══ Supplied material

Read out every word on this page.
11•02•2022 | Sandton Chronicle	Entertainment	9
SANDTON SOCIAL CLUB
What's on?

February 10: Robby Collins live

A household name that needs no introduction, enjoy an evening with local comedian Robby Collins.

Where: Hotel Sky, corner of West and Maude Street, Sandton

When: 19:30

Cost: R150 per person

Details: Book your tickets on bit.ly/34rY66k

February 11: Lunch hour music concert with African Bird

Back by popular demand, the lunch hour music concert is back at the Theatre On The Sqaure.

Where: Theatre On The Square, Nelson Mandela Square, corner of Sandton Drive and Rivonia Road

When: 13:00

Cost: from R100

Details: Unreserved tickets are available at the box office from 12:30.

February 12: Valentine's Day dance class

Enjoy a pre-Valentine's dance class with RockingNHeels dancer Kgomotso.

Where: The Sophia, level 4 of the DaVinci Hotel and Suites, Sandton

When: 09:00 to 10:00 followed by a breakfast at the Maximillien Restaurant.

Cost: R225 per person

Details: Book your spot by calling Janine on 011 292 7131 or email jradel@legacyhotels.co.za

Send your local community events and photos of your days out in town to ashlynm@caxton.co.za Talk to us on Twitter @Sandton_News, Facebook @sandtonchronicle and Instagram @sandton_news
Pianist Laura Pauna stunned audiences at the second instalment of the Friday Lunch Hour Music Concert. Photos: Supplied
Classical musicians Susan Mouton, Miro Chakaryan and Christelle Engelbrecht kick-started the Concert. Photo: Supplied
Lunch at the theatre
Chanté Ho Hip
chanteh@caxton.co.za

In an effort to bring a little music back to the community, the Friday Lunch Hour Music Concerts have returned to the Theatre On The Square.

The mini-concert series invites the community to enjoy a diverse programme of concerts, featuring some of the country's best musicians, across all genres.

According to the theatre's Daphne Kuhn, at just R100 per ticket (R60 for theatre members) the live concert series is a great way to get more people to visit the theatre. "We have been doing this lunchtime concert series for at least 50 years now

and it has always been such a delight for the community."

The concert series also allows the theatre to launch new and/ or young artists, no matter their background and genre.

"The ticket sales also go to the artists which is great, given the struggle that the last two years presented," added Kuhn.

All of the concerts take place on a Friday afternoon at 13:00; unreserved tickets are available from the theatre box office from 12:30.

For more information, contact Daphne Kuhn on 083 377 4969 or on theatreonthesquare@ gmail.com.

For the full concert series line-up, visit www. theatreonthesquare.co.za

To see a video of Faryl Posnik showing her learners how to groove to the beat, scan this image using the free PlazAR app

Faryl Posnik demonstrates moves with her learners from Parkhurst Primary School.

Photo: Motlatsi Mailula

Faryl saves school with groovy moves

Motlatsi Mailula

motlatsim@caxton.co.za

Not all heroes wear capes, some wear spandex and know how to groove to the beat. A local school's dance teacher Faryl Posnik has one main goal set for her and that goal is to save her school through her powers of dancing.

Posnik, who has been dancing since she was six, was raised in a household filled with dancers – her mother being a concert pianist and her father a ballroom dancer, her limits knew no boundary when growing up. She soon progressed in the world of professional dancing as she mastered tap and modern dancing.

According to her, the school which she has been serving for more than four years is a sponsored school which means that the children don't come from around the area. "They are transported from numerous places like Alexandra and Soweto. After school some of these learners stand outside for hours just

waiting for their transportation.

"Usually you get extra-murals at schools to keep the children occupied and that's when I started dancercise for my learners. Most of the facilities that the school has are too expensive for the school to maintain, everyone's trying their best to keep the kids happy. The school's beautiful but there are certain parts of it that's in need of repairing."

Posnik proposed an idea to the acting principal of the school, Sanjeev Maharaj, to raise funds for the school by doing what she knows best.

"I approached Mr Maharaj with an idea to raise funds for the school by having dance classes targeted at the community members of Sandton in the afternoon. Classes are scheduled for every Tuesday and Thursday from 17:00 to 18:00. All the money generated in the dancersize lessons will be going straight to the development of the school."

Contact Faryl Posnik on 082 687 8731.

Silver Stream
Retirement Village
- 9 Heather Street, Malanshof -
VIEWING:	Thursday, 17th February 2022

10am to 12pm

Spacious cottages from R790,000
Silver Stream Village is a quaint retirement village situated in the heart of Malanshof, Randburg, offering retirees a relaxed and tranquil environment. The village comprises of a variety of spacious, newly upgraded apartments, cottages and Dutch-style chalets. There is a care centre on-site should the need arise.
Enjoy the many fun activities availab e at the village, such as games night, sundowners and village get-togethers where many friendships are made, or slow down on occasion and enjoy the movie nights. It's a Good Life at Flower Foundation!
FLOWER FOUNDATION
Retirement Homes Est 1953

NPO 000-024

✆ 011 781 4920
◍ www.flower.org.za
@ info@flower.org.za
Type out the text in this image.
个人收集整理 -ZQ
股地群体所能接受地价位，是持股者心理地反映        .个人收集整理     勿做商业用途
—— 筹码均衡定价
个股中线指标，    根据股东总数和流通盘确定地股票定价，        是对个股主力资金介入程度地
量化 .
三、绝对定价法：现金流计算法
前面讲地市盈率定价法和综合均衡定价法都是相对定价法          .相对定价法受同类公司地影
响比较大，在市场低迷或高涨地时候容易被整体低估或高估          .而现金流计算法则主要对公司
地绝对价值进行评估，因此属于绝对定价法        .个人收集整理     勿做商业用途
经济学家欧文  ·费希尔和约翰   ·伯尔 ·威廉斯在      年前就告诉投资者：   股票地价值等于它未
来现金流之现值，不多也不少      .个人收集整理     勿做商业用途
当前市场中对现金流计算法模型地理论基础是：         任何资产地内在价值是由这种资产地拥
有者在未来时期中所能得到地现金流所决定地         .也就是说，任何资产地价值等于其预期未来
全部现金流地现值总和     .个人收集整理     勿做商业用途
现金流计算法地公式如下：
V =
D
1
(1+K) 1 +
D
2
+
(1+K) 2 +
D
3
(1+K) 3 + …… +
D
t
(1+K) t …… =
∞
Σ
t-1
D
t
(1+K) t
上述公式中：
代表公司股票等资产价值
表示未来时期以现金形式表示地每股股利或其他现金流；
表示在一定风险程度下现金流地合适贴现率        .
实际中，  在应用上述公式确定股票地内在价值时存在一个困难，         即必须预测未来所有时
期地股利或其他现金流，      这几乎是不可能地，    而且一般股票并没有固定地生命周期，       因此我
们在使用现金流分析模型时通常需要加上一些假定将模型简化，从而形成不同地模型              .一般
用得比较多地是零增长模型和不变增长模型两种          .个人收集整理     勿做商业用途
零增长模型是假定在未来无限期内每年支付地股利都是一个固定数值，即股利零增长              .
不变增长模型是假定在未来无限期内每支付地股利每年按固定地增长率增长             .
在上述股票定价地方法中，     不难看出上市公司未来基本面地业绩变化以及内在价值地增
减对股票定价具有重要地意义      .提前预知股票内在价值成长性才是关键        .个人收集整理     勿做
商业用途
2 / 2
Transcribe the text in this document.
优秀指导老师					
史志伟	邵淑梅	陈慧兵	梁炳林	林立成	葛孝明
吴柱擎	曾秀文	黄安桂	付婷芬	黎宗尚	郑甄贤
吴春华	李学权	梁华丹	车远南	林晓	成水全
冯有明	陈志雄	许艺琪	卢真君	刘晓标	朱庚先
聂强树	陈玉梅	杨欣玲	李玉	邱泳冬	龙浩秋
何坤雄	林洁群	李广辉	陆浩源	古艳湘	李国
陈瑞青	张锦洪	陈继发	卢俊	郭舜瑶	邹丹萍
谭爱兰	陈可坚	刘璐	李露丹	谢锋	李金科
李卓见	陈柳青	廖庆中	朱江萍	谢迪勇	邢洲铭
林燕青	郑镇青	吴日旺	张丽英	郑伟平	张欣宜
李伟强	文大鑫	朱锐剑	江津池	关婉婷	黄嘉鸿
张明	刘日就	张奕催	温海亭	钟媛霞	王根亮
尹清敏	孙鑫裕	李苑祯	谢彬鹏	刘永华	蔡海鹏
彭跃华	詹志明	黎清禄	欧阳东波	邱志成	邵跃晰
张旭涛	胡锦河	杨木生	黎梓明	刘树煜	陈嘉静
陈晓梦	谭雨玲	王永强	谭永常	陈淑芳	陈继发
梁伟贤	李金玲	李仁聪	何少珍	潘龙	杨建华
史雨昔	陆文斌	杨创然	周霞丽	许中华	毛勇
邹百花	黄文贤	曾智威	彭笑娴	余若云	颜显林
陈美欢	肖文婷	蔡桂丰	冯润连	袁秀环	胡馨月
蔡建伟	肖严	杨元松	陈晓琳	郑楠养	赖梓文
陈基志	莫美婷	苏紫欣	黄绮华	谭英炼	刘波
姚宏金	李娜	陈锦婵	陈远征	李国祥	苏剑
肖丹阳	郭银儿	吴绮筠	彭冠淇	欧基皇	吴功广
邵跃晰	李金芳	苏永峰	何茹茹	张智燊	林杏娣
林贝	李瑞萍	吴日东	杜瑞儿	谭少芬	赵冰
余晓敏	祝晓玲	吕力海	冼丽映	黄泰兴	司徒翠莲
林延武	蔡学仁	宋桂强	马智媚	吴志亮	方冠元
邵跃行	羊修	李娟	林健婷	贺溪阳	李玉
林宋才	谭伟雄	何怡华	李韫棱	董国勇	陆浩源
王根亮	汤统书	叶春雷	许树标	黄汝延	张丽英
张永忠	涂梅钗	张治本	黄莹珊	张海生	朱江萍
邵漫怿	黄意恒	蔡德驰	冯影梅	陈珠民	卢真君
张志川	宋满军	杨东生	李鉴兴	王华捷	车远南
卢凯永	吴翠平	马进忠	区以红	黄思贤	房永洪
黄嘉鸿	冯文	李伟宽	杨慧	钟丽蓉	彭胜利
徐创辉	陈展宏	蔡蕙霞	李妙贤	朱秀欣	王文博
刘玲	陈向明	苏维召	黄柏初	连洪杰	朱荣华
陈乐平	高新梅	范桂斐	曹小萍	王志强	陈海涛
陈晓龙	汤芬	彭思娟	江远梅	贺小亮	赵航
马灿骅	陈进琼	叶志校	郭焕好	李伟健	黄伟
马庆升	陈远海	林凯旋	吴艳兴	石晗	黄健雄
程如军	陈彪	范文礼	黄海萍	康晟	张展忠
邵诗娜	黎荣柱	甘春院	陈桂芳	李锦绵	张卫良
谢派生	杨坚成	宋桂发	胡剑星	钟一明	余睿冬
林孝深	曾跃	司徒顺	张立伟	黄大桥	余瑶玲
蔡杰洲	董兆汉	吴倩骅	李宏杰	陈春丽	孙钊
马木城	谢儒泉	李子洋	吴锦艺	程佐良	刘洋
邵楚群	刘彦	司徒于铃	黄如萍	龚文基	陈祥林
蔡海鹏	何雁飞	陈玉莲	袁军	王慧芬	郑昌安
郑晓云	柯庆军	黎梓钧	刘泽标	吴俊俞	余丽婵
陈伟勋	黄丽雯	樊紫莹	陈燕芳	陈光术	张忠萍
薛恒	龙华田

════

• The exercise
Please list every line of the records that contains "caxton".

• Answer for the task
Send your local community events and photos of your days out in town to ashlynm@caxton.co.za Talk to us on Twitter @Sandton_News, Facebook @sandtonchronicle and Instagram @sandton_news
chanteh@caxton.co.za
motlatsim@caxton.co.za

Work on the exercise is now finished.